TEXT BLOCK:
+-------+

Attorneys in Stoddard County, Missouri have filed a class action lawsuit on behalf of 45 farmers in in the region against Tyson Foods and Cal-Maine Foods, according to media outlet KFVS.

Cal-Maine purchased Tyson’s Dexter processing plant in March 2024 and announced its plans to remodel the plant for use in the shell egg and egg products sector. 

The lawsuit alleges that anti-competitive behavior by Tyson and Cal-Maine will prevent Tyson’s previous farmers from continuing to work in the poultry industry, which in turn, is financially hurting the area’s farmers.

Additionally, the lawsuit references a property use agreement between Tyson and Cal-Maine, in which a footnote at the bottom of one of the pages references meat. According to the lawsuit, Cal-Maine produces table eggs, and does not process chickens for meat.

+-------+

SHORT EXERCISE: Could you copy the article on the farmers' lawsuit word for word, between "The lawsuit alleges" and "chickens for meat.", inclusive? You won't need any of the lines that come next.

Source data
+-------+

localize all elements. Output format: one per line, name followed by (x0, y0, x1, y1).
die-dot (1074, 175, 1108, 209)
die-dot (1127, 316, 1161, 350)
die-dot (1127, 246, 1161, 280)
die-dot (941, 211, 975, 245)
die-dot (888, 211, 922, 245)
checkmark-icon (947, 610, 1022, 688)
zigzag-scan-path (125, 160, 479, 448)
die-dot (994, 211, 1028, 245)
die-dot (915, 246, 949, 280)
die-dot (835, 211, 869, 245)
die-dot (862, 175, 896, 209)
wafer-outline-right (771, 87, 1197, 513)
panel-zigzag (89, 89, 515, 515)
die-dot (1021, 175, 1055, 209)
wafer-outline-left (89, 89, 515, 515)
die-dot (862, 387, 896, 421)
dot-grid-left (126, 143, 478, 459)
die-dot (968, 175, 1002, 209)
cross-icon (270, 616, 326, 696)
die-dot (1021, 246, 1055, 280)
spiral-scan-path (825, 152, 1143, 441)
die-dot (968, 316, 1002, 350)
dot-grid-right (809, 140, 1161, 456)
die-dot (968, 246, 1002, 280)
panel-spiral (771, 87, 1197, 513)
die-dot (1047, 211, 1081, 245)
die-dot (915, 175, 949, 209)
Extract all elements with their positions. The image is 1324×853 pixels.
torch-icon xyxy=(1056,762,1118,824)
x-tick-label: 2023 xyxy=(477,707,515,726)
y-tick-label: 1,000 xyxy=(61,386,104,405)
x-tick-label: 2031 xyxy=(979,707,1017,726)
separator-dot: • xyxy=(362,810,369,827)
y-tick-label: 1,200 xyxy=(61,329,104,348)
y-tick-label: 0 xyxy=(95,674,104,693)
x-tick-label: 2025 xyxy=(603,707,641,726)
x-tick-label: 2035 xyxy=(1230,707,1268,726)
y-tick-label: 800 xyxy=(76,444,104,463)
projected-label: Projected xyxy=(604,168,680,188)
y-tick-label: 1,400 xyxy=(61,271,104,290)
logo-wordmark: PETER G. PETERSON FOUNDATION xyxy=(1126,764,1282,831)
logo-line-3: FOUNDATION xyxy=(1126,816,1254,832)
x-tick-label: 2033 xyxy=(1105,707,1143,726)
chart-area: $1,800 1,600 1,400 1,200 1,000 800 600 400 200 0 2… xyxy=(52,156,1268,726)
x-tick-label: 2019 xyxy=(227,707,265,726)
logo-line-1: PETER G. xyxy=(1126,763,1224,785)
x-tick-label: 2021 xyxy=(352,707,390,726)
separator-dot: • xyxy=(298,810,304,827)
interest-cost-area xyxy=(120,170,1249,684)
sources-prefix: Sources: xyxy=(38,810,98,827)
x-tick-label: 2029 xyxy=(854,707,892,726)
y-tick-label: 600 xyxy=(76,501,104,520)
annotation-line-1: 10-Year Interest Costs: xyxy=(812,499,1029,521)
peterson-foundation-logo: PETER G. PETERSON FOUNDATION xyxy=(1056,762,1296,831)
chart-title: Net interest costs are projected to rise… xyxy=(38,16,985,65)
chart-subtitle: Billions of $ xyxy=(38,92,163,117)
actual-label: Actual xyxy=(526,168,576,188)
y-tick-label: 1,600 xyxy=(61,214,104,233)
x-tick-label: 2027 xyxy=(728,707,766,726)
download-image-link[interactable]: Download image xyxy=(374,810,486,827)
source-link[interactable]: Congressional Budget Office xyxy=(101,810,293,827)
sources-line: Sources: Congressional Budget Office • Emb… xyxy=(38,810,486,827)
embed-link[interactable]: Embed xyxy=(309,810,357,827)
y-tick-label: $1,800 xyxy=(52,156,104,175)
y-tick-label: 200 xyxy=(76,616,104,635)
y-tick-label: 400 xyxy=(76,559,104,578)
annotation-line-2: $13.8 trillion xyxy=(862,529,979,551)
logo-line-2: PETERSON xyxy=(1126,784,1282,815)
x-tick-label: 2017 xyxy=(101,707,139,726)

+-------+

CORRECT RESPONSE:
The lawsuit alleges that anti-competitive behavior by Tyson and Cal-Maine will prevent Tyson’s previous farmers from continuing to work in the poultry industry, which in turn, is financially hurting the area’s farmers.

Additionally, the lawsuit references a property use agreement between Tyson and Cal-Maine, in which a footnote at the bottom of one of the pages references meat. According to the lawsuit, Cal-Maine produces table eggs, and does not process chickens for meat.